Exercise instructions - Lines containing the word "الـدين" are to be counted; state their number and nothing further.

+ + + +

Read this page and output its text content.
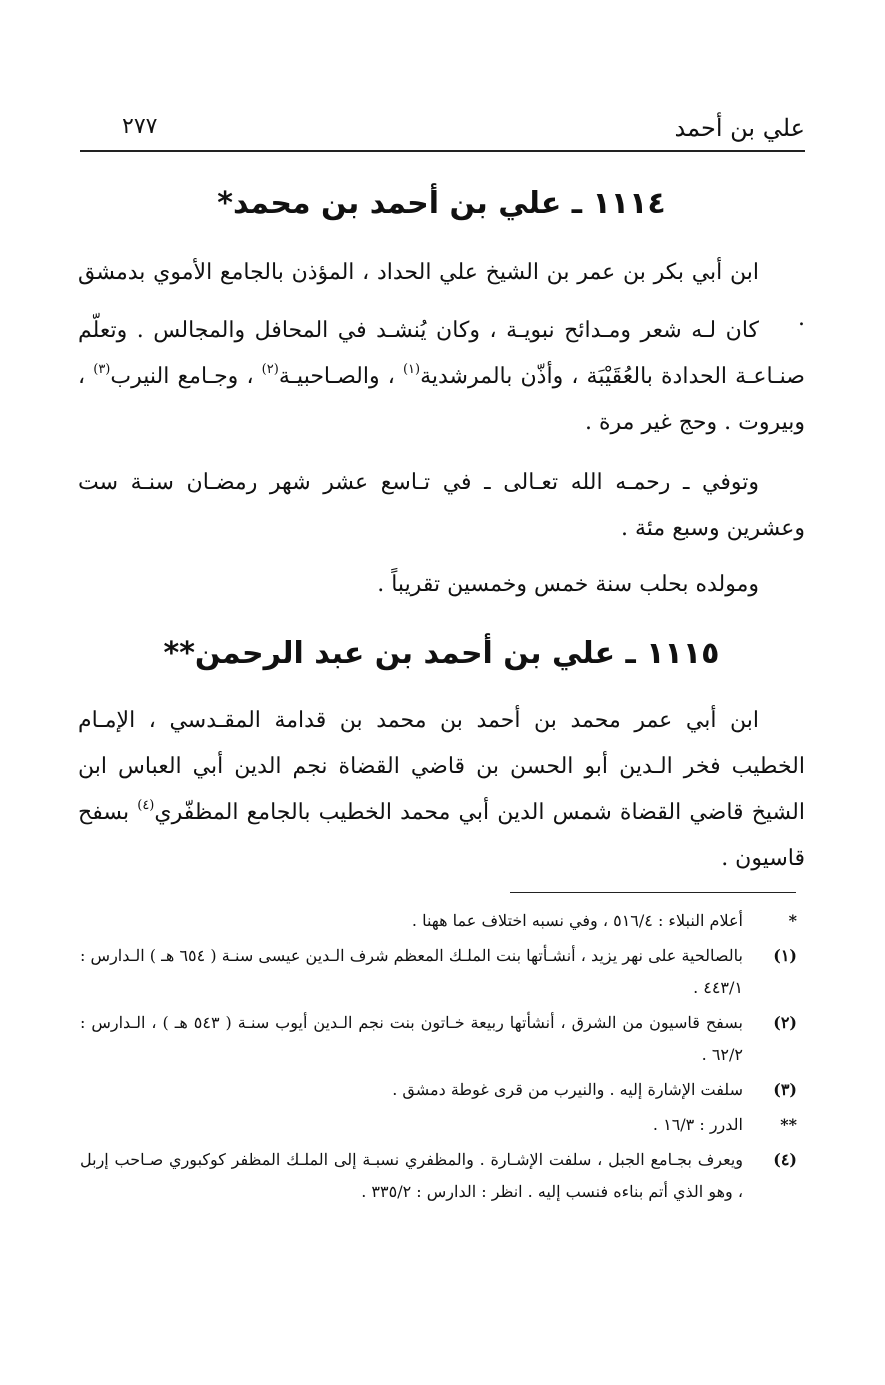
علي بن أحمد
٢٧٧
١١١٤ ـ علي بن أحمد بن محمد*
ابن أبي بكر بن عمر بن الشيخ علي الحداد ، المؤذن بالجامع الأموي بدمشق .
كان لـه شعر ومـدائح نبويـة ، وكان يُنشـد في المحافل والمجالس . وتعلّم صنـاعـة الحدادة بالعُقَيْبَة ، وأذّن بالمرشدية$^{(١)}$ ، والصـاحبيـة$^{(٢)}$ ، وجـامع النيرب$^{(٣)}$ ، وبيروت . وحج غير مرة .
وتوفي ـ رحمـه الله تعـالى ـ في تـاسع عشر شهر رمضـان سنـة ست وعشرين وسبع مئة .
ومولده بحلب سنة خمس وخمسين تقريباً .
١١١٥ ـ علي بن أحمد بن عبد الرحمن**
ابن أبي عمر محمد بن أحمد بن محمد بن قدامة المقـدسي ، الإمـام الخطيب فخر الـدين أبو الحسن بن قاضي القضاة نجم الدين أبي العباس ابن الشيخ قاضي القضاة شمس الدين أبي محمد الخطيب بالجامع المظفّري$^{(٤)}$ بسفح قاسيون .
*
أعلام النبلاء : ٥١٦/٤ ، وفي نسبه اختلاف عما ههنا .
(١)
بالصالحية على نهر يزيد ، أنشـأتها بنت الملـك المعظم شرف الـدين عيسى سنـة ( ٦٥٤ هـ ) الـدارس : ٤٤٣/١ .
(٢)
بسفح قاسيون من الشرق ، أنشأتها ربيعة خـاتون بنت نجم الـدين أيوب سنـة ( ٥٤٣ هـ ) ، الـدارس : ٦٢/٢ .
(٣)
سلفت الإشارة إليه . والنيرب من قرى غوطة دمشق .
**
الدرر : ١٦/٣ .
(٤)
ويعرف بجـامع الجبل ، سلفت الإشـارة . والمظفري نسبـة إلى الملـك المظفر كوكبوري صـاحب إربل ، وهو الذي أتم بناءه فنسب إليه . انظر : الدارس : ٣٣٥/٢ .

+ + + +

Task solution - 3